◆ Task description:
Pictures are not part of the answer. Return the lines from the one containing "What text is on this page?" through the end of the data, both included, exactly as they appear.

◆ Data records:

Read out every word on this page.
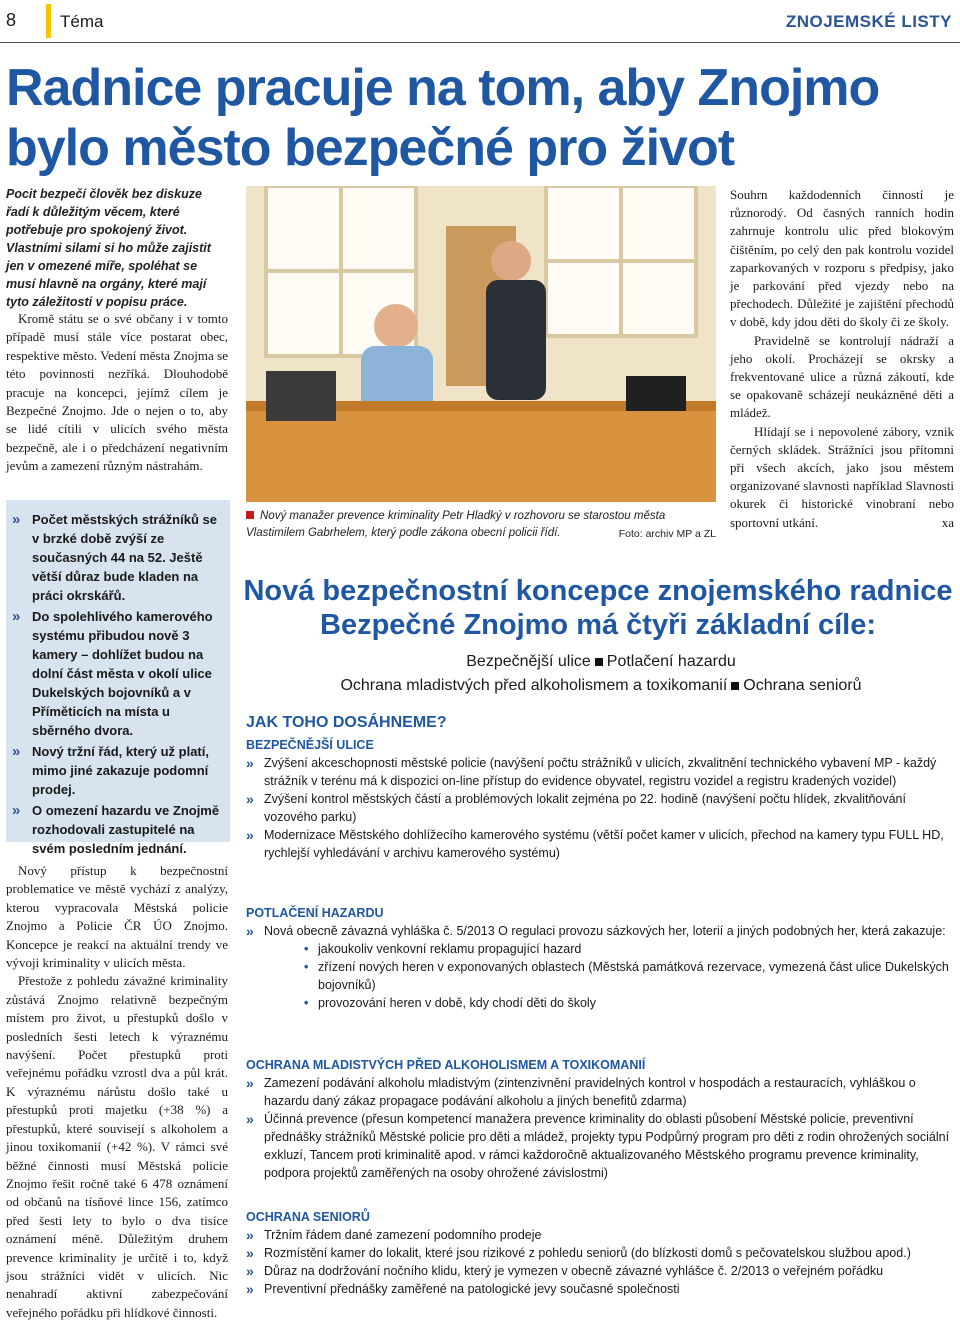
8	Téma	ZNOJEMSKÉ LISTY
Radnice pracuje na tom, aby Znojmo bylo město bezpečné pro život

Pocit bezpečí člověk bez diskuze řadí k důležitým věcem, které potřebuje pro spokojený život. Vlastními silami si ho může zajistit jen v omezené míře, spoléhat se musí hlavně na orgány, které mají tyto záležitosti v popisu práce.

Kromě státu se o své občany i v tomto případě musí stále více postarat obec, respektive město. Vedení města Znojma se této povinnosti nezříká. Dlouhodobě pracuje na koncepci, jejímž cílem je Bezpečné Znojmo. Jde o nejen o to, aby se lidé cítili v ulicích svého města bezpečně, ale i o předcházení negativním jevům a zamezení různým nástrahám.

»	Počet městských strážníků se v brzké době zvýší ze současných 44 na 52. Ještě větší důraz bude kladen na práci okrskářů.
»	Do spolehlivého kamerového systému přibudou nově 3 kamery – dohlížet budou na dolní část města v okolí ulice Dukelských bojovníků a v Příměticích na místa u sběrného dvora.
»	Nový tržní řád, který už platí, mimo jiné zakazuje podomní prodej.
»	O omezení hazardu ve Znojmě rozhodovali zastupitelé na svém posledním jednání.

Nový přístup k bezpečnostní problematice ve městě vychází z analýzy, kterou vypracovala Městská policie Znojmo a Policie ČR ÚO Znojmo. Koncepce je reakcí na aktuální trendy ve vývoji kriminality v ulicích města.

Přestože z pohledu závažné kriminality zůstává Znojmo relativně bezpečným místem pro život, u přestupků došlo v posledních šesti letech k výraznému navýšení. Počet přestupků proti veřejnému pořádku vzrostl dva a půl krát. K výraznému nárůstu došlo také u přestupků proti majetku (+38 %) a přestupků, které souvisejí s alkoholem a jinou toxikomanií (+42 %). V rámci své běžné činnosti musí Městská policie Znojmo řešit ročně také 6 478 oznámení od občanů na tísňové lince 156, zatímco před šesti lety to bylo o dva tisíce oznámení méně. Důležitým druhem prevence kriminality je určitě i to, když jsou strážníci vidět v ulicích. Nic nenahradí aktivní zabezpečování veřejného pořádku při hlídkové činnosti.

Nový manažer prevence kriminality Petr Hladký v rozhovoru se starostou města Vlastimilem Gabrhelem, který podle zákona obecní policii řídí.	Foto: archiv MP a ZL

Souhrn každodenních činností je různorodý. Od časných ranních hodin zahrnuje kontrolu ulic před blokovým čištěním, po celý den pak kontrolu vozidel zaparkovaných v rozporu s předpisy, jako je parkování před vjezdy nebo na přechodech. Důležité je zajištění přechodů v době, kdy jdou děti do školy či ze školy.

Pravidelně se kontrolují nádraží a jeho okolí. Procházejí se okrsky a frekventované ulice a různá zákoutí, kde se opakovaně scházejí neukázněné děti a mládež.

Hlídají se i nepovolené zábory, vznik černých skládek. Strážníci jsou přítomni při všech akcích, jako jsou městem organizované slavnosti například Slavnosti okurek či historické vinobraní nebo sportovní utkání.	xa

Nová bezpečnostní koncepce znojemského radnice
Bezpečné Znojmo má čtyři základní cíle:
Bezpečnější ulice Potlačení hazardu
Ochrana mladistvých před alkoholismem a toxikomanií Ochrana seniorů
JAK TOHO DOSÁHNEME?
BEZPEČNĚJŠÍ ULICE
»	Zvýšení akceschopnosti městské policie (navýšení počtu strážníků v ulicích, zkvalitnění technického vybavení MP - každý strážník v terénu má k dispozici on-line přístup do evidence obyvatel, registru vozidel a registru kradených vozidel)
»	Zvýšení kontrol městských částí a problémových lokalit zejména po 22. hodině (navýšení počtu hlídek, zkvalitňování vozového parku)
»	Modernizace Městského dohlížecího kamerového systému (větší počet kamer v ulicích, přechod na kamery typu FULL HD, rychlejší vyhledávání v archivu kamerového systému)
POTLAČENÍ HAZARDU
»	Nová obecně závazná vyhláška č. 5/2013 O regulaci provozu sázkových her, loterií a jiných podobných her, která zakazuje:
• jakoukoliv venkovní reklamu propagující hazard
• zřízení nových heren v exponovaných oblastech (Městská památková rezervace, vymezená část ulice Dukelských bojovníků)
• provozování heren v době, kdy chodí děti do školy
OCHRANA MLADISTVÝCH PŘED ALKOHOLISMEM A TOXIKOMANIÍ
»	Zamezení podávání alkoholu mladistvým (zintenzivnění pravidelných kontrol v hospodách a restauracích, vyhláškou o hazardu daný zákaz propagace podávání alkoholu a jiných benefitů zdarma)
»	Účinná prevence (přesun kompetencí manažera prevence kriminality do oblasti působení Městské policie, preventivní přednášky strážníků Městské policie pro děti a mládež, projekty typu Podpůrný program pro děti z rodin ohrožených sociální exkluzí, Tancem proti kriminalitě apod. v rámci každoročně aktualizovaného Městského programu prevence kriminality, podpora projektů zaměřených na osoby ohrožené závislostmi)
OCHRANA SENIORŮ
»	Tržním řádem dané zamezení podomního prodeje
»	Rozmístění kamer do lokalit, které jsou rizikové z pohledu seniorů (do blízkosti domů s pečovatelskou službou apod.)
»	Důraz na dodržování nočního klidu, který je vymezen v obecně závazné vyhlášce č. 2/2013 o veřejném pořádku
»	Preventivní přednášky zaměřené na patologické jevy současné společnosti
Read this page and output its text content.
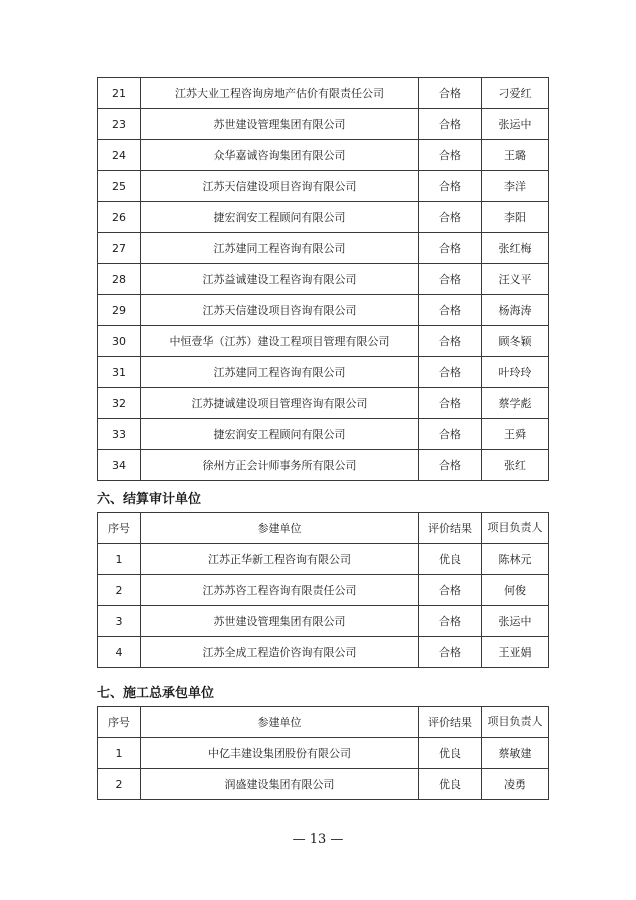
21	江苏大业工程咨询房地产估价有限责任公司	合格	刁爱红
23	苏世建设管理集团有限公司	合格	张运中
24	众华嘉诚咨询集团有限公司	合格	王璐
25	江苏天信建设项目咨询有限公司	合格	李洋
26	捷宏润安工程顾问有限公司	合格	李阳
27	江苏建同工程咨询有限公司	合格	张红梅
28	江苏益诚建设工程咨询有限公司	合格	汪义平
29	江苏天信建设项目咨询有限公司	合格	杨海涛
30	中恒壹华（江苏）建设工程项目管理有限公司	合格	顾冬颖
31	江苏建同工程咨询有限公司	合格	叶玲玲
32	江苏捷诚建设项目管理咨询有限公司	合格	蔡学彪
33	捷宏润安工程顾问有限公司	合格	王舜
34	徐州方正会计师事务所有限公司	合格	张红
六、结算审计单位
序号	参建单位	评价结果	项目负责人
1	江苏正华新工程咨询有限公司	优良	陈林元
2	江苏苏咨工程咨询有限责任公司	合格	何俊
3	苏世建设管理集团有限公司	合格	张运中
4	江苏全成工程造价咨询有限公司	合格	王亚娟
七、施工总承包单位
序号	参建单位	评价结果	项目负责人
1	中亿丰建设集团股份有限公司	优良	蔡敏建
2	润盛建设集团有限公司	优良	凌勇
— 13 —
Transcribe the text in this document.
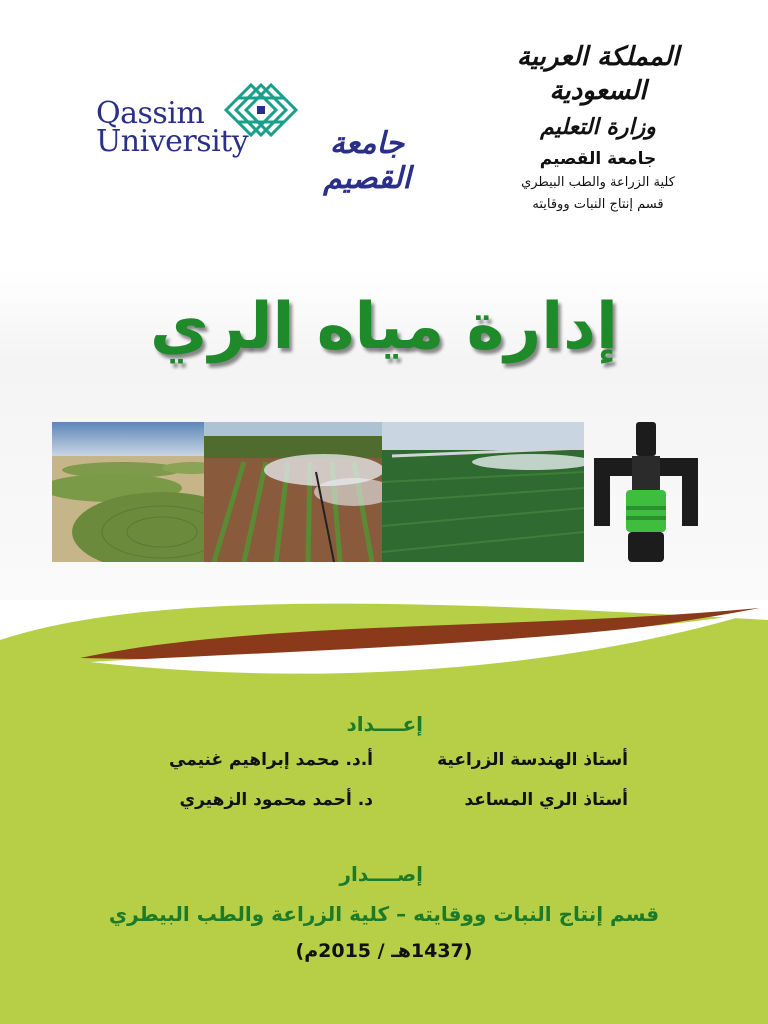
المملكة العربية السعودية
وزارة التعليم
جامعة القصيم
كلية الزراعة والطب البيطري
قسم إنتاج النبات ووقايته
Qassim
University	جامعة القصيم
إدارة مياه الري
إعــــداد
أ.د. محمد إبراهيم غنيمي	أستاذ الهندسة الزراعية
د. أحمد محمود الزهيري	أستاذ الري المساعد
إصــــدار
قسم إنتاج النبات ووقايته – كلية الزراعة والطب البيطري
(1437هـ / 2015م)
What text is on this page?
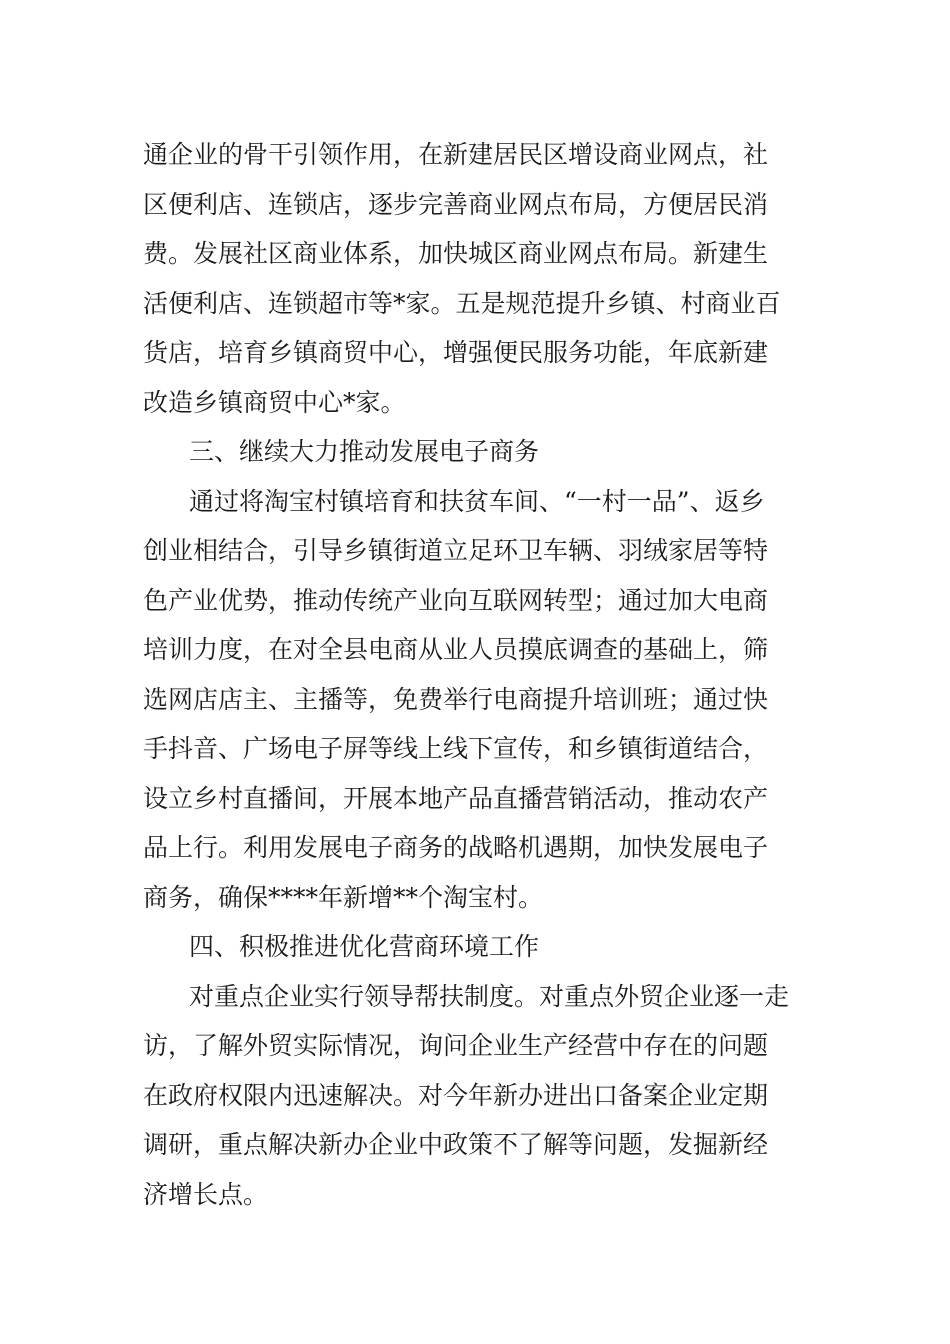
通企业的骨干引领作用，在新建居民区增设商业网点，社
区便利店、连锁店，逐步完善商业网点布局，方便居民消
费。发展社区商业体系，加快城区商业网点布局。新建生
活便利店、连锁超市等*家。五是规范提升乡镇、村商业百
货店，培育乡镇商贸中心，增强便民服务功能，年底新建
改造乡镇商贸中心*家。
三、继续大力推动发展电子商务
通过将淘宝村镇培育和扶贫车间、“一村一品”、返乡
创业相结合，引导乡镇街道立足环卫车辆、羽绒家居等特
色产业优势，推动传统产业向互联网转型；通过加大电商
培训力度，在对全县电商从业人员摸底调查的基础上，筛
选网店店主、主播等，免费举行电商提升培训班；通过快
手抖音、广场电子屏等线上线下宣传，和乡镇街道结合，
设立乡村直播间，开展本地产品直播营销活动，推动农产
品上行。利用发展电子商务的战略机遇期，加快发展电子
商务，确保****年新增**个淘宝村。
四、积极推进优化营商环境工作
对重点企业实行领导帮扶制度。对重点外贸企业逐一走
访，了解外贸实际情况，询问企业生产经营中存在的问题
在政府权限内迅速解决。对今年新办进出口备案企业定期
调研，重点解决新办企业中政策不了解等问题，发掘新经
济增长点。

◆ Solved problem:
What text is on this page?
通企业的骨干引领作用，在新建居民区增设商业网点，社
区便利店、连锁店，逐步完善商业网点布局，方便居民消
费。发展社区商业体系，加快城区商业网点布局。新建生
活便利店、连锁超市等*家。五是规范提升乡镇、村商业百
货店，培育乡镇商贸中心，增强便民服务功能，年底新建
改造乡镇商贸中心*家。
三、继续大力推动发展电子商务
通过将淘宝村镇培育和扶贫车间、“一村一品”、返乡
创业相结合，引导乡镇街道立足环卫车辆、羽绒家居等特
色产业优势，推动传统产业向互联网转型；通过加大电商
培训力度，在对全县电商从业人员摸底调查的基础上，筛
选网店店主、主播等，免费举行电商提升培训班；通过快
手抖音、广场电子屏等线上线下宣传，和乡镇街道结合，
设立乡村直播间，开展本地产品直播营销活动，推动农产
品上行。利用发展电子商务的战略机遇期，加快发展电子
商务，确保****年新增**个淘宝村。
四、积极推进优化营商环境工作
对重点企业实行领导帮扶制度。对重点外贸企业逐一走
访，了解外贸实际情况，询问企业生产经营中存在的问题
在政府权限内迅速解决。对今年新办进出口备案企业定期
调研，重点解决新办企业中政策不了解等问题，发掘新经
济增长点。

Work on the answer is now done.